**Set problem:**
Output each entry exactly; skip nothing.

**Record excerpts:**
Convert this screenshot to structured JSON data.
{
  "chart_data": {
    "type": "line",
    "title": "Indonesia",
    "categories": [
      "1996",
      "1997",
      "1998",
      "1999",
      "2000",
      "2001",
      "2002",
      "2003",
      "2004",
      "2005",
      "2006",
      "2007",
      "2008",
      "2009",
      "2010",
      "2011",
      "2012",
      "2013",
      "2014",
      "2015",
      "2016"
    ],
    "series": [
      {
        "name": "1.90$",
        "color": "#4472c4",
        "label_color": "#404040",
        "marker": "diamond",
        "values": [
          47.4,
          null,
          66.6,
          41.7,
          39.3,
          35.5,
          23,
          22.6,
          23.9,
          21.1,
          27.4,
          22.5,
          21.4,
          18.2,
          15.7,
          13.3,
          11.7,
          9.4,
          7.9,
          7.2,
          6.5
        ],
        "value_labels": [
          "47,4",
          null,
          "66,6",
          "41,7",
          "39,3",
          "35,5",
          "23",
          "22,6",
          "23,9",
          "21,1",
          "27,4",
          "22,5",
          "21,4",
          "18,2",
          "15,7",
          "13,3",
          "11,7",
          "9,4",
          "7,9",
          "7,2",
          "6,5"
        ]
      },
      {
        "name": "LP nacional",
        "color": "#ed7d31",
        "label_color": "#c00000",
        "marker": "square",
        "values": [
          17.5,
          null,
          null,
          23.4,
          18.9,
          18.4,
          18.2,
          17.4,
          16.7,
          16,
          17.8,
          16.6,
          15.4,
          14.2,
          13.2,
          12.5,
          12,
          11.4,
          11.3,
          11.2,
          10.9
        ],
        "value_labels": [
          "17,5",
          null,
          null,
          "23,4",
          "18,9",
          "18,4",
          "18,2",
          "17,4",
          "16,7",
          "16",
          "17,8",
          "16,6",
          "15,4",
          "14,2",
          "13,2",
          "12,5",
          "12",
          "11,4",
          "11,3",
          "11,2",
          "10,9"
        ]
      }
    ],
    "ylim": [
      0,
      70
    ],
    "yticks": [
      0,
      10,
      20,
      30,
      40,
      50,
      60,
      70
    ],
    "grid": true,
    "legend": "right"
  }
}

**Answer in full:**
Convert this screenshot to structured JSON data.
{
  "chart_data": {
    "type": "line",
    "title": "Indonesia",
    "categories": [
      "1996",
      "1997",
      "1998",
      "1999",
      "2000",
      "2001",
      "2002",
      "2003",
      "2004",
      "2005",
      "2006",
      "2007",
      "2008",
      "2009",
      "2010",
      "2011",
      "2012",
      "2013",
      "2014",
      "2015",
      "2016"
    ],
    "series": [
      {
        "name": "1.90$",
        "color": "#4472c4",
        "label_color": "#404040",
        "marker": "diamond",
        "values": [
          47.4,
          null,
          66.6,
          41.7,
          39.3,
          35.5,
          23,
          22.6,
          23.9,
          21.1,
          27.4,
          22.5,
          21.4,
          18.2,
          15.7,
          13.3,
          11.7,
          9.4,
          7.9,
          7.2,
          6.5
        ],
        "value_labels": [
          "47,4",
          null,
          "66,6",
          "41,7",
          "39,3",
          "35,5",
          "23",
          "22,6",
          "23,9",
          "21,1",
          "27,4",
          "22,5",
          "21,4",
          "18,2",
          "15,7",
          "13,3",
          "11,7",
          "9,4",
          "7,9",
          "7,2",
          "6,5"
        ]
      },
      {
        "name": "LP nacional",
        "color": "#ed7d31",
        "label_color": "#c00000",
        "marker": "square",
        "values": [
          17.5,
          null,
          null,
          23.4,
          18.9,
          18.4,
          18.2,
          17.4,
          16.7,
          16,
          17.8,
          16.6,
          15.4,
          14.2,
          13.2,
          12.5,
          12,
          11.4,
          11.3,
          11.2,
          10.9
        ],
        "value_labels": [
          "17,5",
          null,
          null,
          "23,4",
          "18,9",
          "18,4",
          "18,2",
          "17,4",
          "16,7",
          "16",
          "17,8",
          "16,6",
          "15,4",
          "14,2",
          "13,2",
          "12,5",
          "12",
          "11,4",
          "11,3",
          "11,2",
          "10,9"
        ]
      }
    ],
    "ylim": [
      0,
      70
    ],
    "yticks": [
      0,
      10,
      20,
      30,
      40,
      50,
      60,
      70
    ],
    "grid": true,
    "legend": "right"
  }
}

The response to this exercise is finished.